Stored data
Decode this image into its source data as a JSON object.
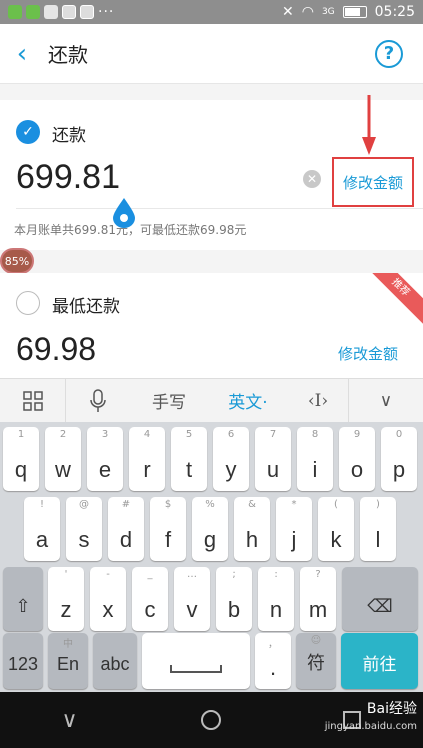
{
  "status_bar": {
    "network": "3G",
    "time": "05:25",
    "dots": "···"
  },
  "header": {
    "title": "还款",
    "back_icon": "‹",
    "help_icon": "?"
  },
  "repay_full": {
    "label": "还款",
    "amount": "699.81",
    "edit_label": "修改金额",
    "summary": "本月账单共699.81元，可最低还款69.98元"
  },
  "progress_badge": "85%",
  "repay_min": {
    "label": "最低还款",
    "amount": "69.98",
    "edit_label": "修改金额",
    "ribbon": "推荐"
  },
  "keyboard_toolbar": {
    "grid_icon": "grid-icon",
    "mic_icon": "mic-icon",
    "handwrite": "手写",
    "english": "英文·",
    "cursor": "‹I›",
    "collapse": "∨"
  },
  "keyboard": {
    "row1": [
      {
        "main": "q",
        "sub": "1"
      },
      {
        "main": "w",
        "sub": "2"
      },
      {
        "main": "e",
        "sub": "3"
      },
      {
        "main": "r",
        "sub": "4"
      },
      {
        "main": "t",
        "sub": "5"
      },
      {
        "main": "y",
        "sub": "6"
      },
      {
        "main": "u",
        "sub": "7"
      },
      {
        "main": "i",
        "sub": "8"
      },
      {
        "main": "o",
        "sub": "9"
      },
      {
        "main": "p",
        "sub": "0"
      }
    ],
    "row2": [
      {
        "main": "a",
        "sub": "!"
      },
      {
        "main": "s",
        "sub": "@"
      },
      {
        "main": "d",
        "sub": "#"
      },
      {
        "main": "f",
        "sub": "$"
      },
      {
        "main": "g",
        "sub": "%"
      },
      {
        "main": "h",
        "sub": "&"
      },
      {
        "main": "j",
        "sub": "*"
      },
      {
        "main": "k",
        "sub": "("
      },
      {
        "main": "l",
        "sub": ")"
      }
    ],
    "row3": [
      {
        "main": "z",
        "sub": "'"
      },
      {
        "main": "x",
        "sub": "-"
      },
      {
        "main": "c",
        "sub": "_"
      },
      {
        "main": "v",
        "sub": "…"
      },
      {
        "main": "b",
        "sub": ";"
      },
      {
        "main": "n",
        "sub": ":"
      },
      {
        "main": "m",
        "sub": "?"
      }
    ],
    "shift": "⇧",
    "backspace": "⌫",
    "num": "123",
    "en": "En",
    "en_sub": "中",
    "abc": "abc",
    "period": ".",
    "period_sub": "，",
    "symbol": "符",
    "symbol_sub": "☺",
    "enter": "前往"
  },
  "nav": {
    "back": "∨"
  },
  "watermark": {
    "main": "Bai经验",
    "sub": "jingyan.baidu.com"
  },
  "colors": {
    "accent": "#1a9ad6",
    "highlight": "#e04040",
    "enter": "#2bb4c8"
  }
}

» Written exercise
Pictures in the records should not appear in your copy, but everything else must be transcribed exactly.

» Solved exercise
Decode this image into its source data as a JSON object.
{
  "status_bar": {
    "network": "3G",
    "time": "05:25",
    "dots": "···"
  },
  "header": {
    "title": "还款",
    "back_icon": "‹",
    "help_icon": "?"
  },
  "repay_full": {
    "label": "还款",
    "amount": "699.81",
    "edit_label": "修改金额",
    "summary": "本月账单共699.81元，可最低还款69.98元"
  },
  "progress_badge": "85%",
  "repay_min": {
    "label": "最低还款",
    "amount": "69.98",
    "edit_label": "修改金额",
    "ribbon": "推荐"
  },
  "keyboard_toolbar": {
    "grid_icon": "grid-icon",
    "mic_icon": "mic-icon",
    "handwrite": "手写",
    "english": "英文·",
    "cursor": "‹I›",
    "collapse": "∨"
  },
  "keyboard": {
    "row1": [
      {
        "main": "q",
        "sub": "1"
      },
      {
        "main": "w",
        "sub": "2"
      },
      {
        "main": "e",
        "sub": "3"
      },
      {
        "main": "r",
        "sub": "4"
      },
      {
        "main": "t",
        "sub": "5"
      },
      {
        "main": "y",
        "sub": "6"
      },
      {
        "main": "u",
        "sub": "7"
      },
      {
        "main": "i",
        "sub": "8"
      },
      {
        "main": "o",
        "sub": "9"
      },
      {
        "main": "p",
        "sub": "0"
      }
    ],
    "row2": [
      {
        "main": "a",
        "sub": "!"
      },
      {
        "main": "s",
        "sub": "@"
      },
      {
        "main": "d",
        "sub": "#"
      },
      {
        "main": "f",
        "sub": "$"
      },
      {
        "main": "g",
        "sub": "%"
      },
      {
        "main": "h",
        "sub": "&"
      },
      {
        "main": "j",
        "sub": "*"
      },
      {
        "main": "k",
        "sub": "("
      },
      {
        "main": "l",
        "sub": ")"
      }
    ],
    "row3": [
      {
        "main": "z",
        "sub": "'"
      },
      {
        "main": "x",
        "sub": "-"
      },
      {
        "main": "c",
        "sub": "_"
      },
      {
        "main": "v",
        "sub": "…"
      },
      {
        "main": "b",
        "sub": ";"
      },
      {
        "main": "n",
        "sub": ":"
      },
      {
        "main": "m",
        "sub": "?"
      }
    ],
    "shift": "⇧",
    "backspace": "⌫",
    "num": "123",
    "en": "En",
    "en_sub": "中",
    "abc": "abc",
    "period": ".",
    "period_sub": "，",
    "symbol": "符",
    "symbol_sub": "☺",
    "enter": "前往"
  },
  "nav": {
    "back": "∨"
  },
  "watermark": {
    "main": "Bai经验",
    "sub": "jingyan.baidu.com"
  },
  "colors": {
    "accent": "#1a9ad6",
    "highlight": "#e04040",
    "enter": "#2bb4c8"
  }
}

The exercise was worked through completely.